▶ _TASK REQUIREMENTS_: Copy out every line of the data that has the word "section" somewhere in it.

▶ _DATA FOR PROCESSING_:

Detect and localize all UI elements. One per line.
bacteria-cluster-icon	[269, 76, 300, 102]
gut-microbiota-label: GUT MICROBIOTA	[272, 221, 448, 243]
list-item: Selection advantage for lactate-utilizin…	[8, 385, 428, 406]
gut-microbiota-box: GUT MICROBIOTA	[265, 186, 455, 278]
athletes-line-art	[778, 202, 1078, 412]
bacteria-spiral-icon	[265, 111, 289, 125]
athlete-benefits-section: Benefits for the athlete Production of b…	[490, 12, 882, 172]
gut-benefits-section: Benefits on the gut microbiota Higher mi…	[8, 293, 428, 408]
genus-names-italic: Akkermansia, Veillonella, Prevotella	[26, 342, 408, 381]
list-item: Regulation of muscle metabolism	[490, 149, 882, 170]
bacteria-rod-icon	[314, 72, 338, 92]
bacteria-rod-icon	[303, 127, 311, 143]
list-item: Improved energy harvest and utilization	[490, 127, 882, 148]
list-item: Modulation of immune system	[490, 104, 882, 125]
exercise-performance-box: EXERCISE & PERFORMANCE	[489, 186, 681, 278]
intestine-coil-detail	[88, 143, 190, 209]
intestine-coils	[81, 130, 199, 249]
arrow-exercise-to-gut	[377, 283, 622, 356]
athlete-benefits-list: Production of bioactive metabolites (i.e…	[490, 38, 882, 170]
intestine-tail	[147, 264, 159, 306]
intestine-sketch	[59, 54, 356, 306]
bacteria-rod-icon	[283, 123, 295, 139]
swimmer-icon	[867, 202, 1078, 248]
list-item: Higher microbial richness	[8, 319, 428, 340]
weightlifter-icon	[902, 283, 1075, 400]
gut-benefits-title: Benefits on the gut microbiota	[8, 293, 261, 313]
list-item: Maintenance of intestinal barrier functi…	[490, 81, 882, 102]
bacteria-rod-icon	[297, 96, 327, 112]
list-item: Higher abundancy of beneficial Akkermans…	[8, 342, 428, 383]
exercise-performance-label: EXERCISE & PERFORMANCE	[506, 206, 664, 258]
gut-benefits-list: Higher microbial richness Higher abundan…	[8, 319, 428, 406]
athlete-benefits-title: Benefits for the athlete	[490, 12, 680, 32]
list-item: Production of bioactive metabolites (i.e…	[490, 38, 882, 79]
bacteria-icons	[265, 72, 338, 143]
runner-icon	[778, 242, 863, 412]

▶ _SOLUTION_:
athlete-benefits-section: Benefits for the athlete Production of b…	[490, 12, 882, 172]
gut-benefits-section: Benefits on the gut microbiota Higher mi…	[8, 293, 428, 408]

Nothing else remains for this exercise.